→ To do: Return the lines where the word "with" occurs.

Data listing:
- - - - -

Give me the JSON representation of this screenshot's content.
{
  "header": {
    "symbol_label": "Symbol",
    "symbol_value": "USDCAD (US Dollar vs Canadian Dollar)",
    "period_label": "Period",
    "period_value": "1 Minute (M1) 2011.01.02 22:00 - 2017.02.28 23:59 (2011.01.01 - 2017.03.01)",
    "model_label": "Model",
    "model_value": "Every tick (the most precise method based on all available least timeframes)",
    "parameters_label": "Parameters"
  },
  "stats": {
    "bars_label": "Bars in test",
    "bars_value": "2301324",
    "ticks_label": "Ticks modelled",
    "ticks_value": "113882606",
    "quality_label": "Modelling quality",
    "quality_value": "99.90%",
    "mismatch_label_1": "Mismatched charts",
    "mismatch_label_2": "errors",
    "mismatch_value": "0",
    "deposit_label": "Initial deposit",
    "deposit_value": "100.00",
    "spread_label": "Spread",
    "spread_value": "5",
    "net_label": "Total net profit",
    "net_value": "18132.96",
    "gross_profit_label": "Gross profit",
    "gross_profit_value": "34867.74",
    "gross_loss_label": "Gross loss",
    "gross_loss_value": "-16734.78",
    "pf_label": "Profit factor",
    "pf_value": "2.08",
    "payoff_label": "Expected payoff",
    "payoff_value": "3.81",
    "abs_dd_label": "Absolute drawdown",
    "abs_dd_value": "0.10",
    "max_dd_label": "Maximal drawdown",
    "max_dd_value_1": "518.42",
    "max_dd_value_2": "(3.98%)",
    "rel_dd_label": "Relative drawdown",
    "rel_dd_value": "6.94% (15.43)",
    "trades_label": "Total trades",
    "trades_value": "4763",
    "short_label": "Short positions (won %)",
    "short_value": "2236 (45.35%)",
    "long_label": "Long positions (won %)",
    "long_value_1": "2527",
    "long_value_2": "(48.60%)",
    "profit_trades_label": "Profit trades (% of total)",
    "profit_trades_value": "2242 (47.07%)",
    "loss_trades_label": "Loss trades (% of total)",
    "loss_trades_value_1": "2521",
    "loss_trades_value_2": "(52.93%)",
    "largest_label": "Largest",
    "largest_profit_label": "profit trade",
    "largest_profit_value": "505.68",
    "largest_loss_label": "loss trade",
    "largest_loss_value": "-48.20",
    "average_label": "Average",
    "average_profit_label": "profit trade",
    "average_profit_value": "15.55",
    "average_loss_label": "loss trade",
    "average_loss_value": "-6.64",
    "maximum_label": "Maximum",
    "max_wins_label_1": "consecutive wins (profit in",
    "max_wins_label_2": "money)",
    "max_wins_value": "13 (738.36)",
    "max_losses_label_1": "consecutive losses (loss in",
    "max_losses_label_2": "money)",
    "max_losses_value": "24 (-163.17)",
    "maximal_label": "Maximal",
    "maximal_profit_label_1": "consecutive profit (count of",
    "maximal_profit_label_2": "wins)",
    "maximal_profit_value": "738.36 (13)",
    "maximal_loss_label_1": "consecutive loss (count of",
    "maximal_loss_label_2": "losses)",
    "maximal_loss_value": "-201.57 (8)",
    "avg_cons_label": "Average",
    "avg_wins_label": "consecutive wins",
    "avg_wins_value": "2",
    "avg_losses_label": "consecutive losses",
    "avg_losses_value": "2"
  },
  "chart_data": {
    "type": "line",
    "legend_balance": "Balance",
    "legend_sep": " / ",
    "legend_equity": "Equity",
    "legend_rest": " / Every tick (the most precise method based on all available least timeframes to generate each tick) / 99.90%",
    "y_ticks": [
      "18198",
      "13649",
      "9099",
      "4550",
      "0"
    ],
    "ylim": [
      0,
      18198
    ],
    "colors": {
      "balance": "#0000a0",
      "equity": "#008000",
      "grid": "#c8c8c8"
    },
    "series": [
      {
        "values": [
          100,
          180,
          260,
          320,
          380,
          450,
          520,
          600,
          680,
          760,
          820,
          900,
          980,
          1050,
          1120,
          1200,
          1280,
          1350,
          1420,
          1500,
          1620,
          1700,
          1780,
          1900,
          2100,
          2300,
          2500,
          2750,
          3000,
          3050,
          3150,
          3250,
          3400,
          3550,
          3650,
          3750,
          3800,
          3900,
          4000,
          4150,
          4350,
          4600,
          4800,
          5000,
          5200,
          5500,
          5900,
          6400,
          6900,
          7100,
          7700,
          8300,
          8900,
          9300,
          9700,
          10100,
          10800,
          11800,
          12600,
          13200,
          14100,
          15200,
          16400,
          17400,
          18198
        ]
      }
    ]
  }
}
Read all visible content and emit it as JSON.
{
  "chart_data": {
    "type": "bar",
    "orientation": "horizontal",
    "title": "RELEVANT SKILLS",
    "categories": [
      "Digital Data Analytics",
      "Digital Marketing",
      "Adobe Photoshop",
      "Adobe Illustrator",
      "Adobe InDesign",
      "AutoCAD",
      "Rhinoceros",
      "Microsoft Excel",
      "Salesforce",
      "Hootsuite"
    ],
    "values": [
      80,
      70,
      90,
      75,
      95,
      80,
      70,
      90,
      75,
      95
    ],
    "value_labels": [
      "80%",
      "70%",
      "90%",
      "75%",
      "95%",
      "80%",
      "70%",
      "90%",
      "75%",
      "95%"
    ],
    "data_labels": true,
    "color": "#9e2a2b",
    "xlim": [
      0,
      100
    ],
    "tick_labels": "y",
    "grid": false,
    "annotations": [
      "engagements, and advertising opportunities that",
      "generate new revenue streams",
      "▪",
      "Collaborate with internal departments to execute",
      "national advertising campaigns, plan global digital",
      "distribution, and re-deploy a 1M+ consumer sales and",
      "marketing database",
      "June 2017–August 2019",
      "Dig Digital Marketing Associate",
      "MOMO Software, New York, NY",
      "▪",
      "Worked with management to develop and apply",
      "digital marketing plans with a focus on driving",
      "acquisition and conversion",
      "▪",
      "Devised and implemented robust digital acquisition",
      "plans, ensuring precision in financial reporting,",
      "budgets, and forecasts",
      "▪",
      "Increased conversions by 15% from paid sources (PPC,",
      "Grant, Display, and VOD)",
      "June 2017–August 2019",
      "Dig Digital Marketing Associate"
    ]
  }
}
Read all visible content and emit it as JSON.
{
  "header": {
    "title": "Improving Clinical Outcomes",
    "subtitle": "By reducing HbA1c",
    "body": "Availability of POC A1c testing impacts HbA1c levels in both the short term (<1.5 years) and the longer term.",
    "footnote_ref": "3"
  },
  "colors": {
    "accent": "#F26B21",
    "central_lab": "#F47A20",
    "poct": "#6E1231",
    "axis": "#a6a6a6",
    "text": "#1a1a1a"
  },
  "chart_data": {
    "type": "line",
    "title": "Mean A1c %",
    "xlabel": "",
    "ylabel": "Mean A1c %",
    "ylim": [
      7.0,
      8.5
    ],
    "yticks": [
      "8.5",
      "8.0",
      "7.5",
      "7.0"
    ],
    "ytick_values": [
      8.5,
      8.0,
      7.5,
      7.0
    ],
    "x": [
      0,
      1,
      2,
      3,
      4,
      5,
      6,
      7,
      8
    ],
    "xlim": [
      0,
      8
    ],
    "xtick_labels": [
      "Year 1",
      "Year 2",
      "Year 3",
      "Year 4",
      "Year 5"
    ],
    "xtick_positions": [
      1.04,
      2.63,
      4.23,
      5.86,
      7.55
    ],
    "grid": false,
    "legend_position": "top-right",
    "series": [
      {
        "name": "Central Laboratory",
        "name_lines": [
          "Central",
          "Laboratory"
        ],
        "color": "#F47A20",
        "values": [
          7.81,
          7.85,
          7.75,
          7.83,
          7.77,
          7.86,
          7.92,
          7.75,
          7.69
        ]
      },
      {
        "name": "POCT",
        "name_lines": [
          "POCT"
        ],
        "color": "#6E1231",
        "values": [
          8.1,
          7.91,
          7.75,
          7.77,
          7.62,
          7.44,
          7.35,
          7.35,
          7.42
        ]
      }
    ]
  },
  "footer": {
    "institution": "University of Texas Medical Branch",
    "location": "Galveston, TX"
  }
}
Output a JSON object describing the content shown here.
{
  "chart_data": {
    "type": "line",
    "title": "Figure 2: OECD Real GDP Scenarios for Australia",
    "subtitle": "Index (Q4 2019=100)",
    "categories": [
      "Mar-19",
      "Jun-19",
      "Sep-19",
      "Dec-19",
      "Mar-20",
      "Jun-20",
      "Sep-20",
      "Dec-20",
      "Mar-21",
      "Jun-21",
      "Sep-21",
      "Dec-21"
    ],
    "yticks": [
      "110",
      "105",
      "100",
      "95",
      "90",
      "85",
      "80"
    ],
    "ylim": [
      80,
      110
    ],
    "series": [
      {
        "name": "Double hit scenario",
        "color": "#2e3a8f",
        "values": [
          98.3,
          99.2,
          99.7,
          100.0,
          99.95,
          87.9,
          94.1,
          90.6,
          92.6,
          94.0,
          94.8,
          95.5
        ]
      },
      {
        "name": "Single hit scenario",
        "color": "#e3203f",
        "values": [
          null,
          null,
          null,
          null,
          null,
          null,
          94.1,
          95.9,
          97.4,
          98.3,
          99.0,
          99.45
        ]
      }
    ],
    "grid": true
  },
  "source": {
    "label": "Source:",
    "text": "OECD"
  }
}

- - - - -

→ Complete response:
      "Collaborate with internal departments to execute",
      "Worked with management to develop and apply",
      "digital marketing plans with a focus on driving",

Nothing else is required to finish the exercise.